(Stored records)

◇ ◇ ◇

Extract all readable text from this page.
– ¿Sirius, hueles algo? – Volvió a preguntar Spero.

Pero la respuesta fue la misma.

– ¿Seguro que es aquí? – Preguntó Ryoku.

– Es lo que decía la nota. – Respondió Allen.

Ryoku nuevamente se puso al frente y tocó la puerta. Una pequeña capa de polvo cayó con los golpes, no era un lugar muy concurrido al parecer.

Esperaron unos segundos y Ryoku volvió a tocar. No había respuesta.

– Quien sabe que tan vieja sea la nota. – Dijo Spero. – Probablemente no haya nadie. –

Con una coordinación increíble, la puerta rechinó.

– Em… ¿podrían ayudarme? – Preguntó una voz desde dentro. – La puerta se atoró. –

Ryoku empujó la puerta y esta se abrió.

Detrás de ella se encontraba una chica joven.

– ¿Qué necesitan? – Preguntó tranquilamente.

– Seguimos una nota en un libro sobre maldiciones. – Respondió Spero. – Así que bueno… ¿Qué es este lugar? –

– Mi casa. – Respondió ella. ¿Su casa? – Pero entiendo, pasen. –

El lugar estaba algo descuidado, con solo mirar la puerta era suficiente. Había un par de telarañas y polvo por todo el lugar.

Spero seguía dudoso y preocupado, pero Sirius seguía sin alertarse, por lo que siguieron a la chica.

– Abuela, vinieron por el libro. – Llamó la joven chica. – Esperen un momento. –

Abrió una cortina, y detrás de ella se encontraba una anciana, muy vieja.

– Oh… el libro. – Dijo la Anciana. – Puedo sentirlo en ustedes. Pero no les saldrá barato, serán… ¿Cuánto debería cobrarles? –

◇ ◇ ◇

Directions for this task: Collect every line above that contains the word "puerta".

The solution:
Ryoku nuevamente se puso al frente y tocó la puerta. Una pequeña capa de polvo cayó con los golpes, no era un lugar muy concurrido al parecer.
Con una coordinación increíble, la puerta rechinó.
– Em… ¿podrían ayudarme? – Preguntó una voz desde dentro. – La puerta se atoró. –
Ryoku empujó la puerta y esta se abrió.
El lugar estaba algo descuidado, con solo mirar la puerta era suficiente. Había un par de telarañas y polvo por todo el lugar.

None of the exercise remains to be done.